(Stored data entries)
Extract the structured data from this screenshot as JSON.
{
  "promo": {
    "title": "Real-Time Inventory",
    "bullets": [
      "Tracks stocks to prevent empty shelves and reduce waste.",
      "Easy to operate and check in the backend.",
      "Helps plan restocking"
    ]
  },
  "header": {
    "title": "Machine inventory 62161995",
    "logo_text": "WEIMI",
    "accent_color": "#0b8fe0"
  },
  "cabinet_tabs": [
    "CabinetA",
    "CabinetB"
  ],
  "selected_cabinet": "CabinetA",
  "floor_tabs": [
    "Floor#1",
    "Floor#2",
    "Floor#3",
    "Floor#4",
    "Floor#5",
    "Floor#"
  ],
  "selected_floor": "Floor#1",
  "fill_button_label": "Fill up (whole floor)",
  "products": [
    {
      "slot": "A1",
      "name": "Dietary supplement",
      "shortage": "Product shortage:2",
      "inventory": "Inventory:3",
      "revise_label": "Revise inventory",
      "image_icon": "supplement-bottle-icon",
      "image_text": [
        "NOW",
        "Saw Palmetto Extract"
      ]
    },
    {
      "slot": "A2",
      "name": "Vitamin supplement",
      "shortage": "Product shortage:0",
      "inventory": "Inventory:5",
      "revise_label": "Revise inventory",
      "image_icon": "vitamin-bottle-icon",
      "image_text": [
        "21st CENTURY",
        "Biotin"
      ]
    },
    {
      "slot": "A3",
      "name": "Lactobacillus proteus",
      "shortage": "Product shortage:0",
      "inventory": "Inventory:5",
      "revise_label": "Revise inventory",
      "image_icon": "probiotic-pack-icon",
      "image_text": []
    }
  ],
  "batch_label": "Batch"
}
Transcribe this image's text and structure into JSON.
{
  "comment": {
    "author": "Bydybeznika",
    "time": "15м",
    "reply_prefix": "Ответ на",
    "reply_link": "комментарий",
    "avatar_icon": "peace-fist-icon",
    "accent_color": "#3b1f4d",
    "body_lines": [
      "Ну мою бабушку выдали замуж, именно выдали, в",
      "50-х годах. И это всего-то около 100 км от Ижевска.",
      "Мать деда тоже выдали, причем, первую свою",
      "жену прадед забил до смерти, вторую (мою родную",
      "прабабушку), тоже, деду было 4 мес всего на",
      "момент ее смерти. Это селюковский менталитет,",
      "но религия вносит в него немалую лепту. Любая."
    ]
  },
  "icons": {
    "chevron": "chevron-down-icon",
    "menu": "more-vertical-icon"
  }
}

(Aim of the exercise) Copy each line of the data above that holds "CabinetA".

(Written answer)
    "CabinetA",
  "selected_cabinet": "CabinetA",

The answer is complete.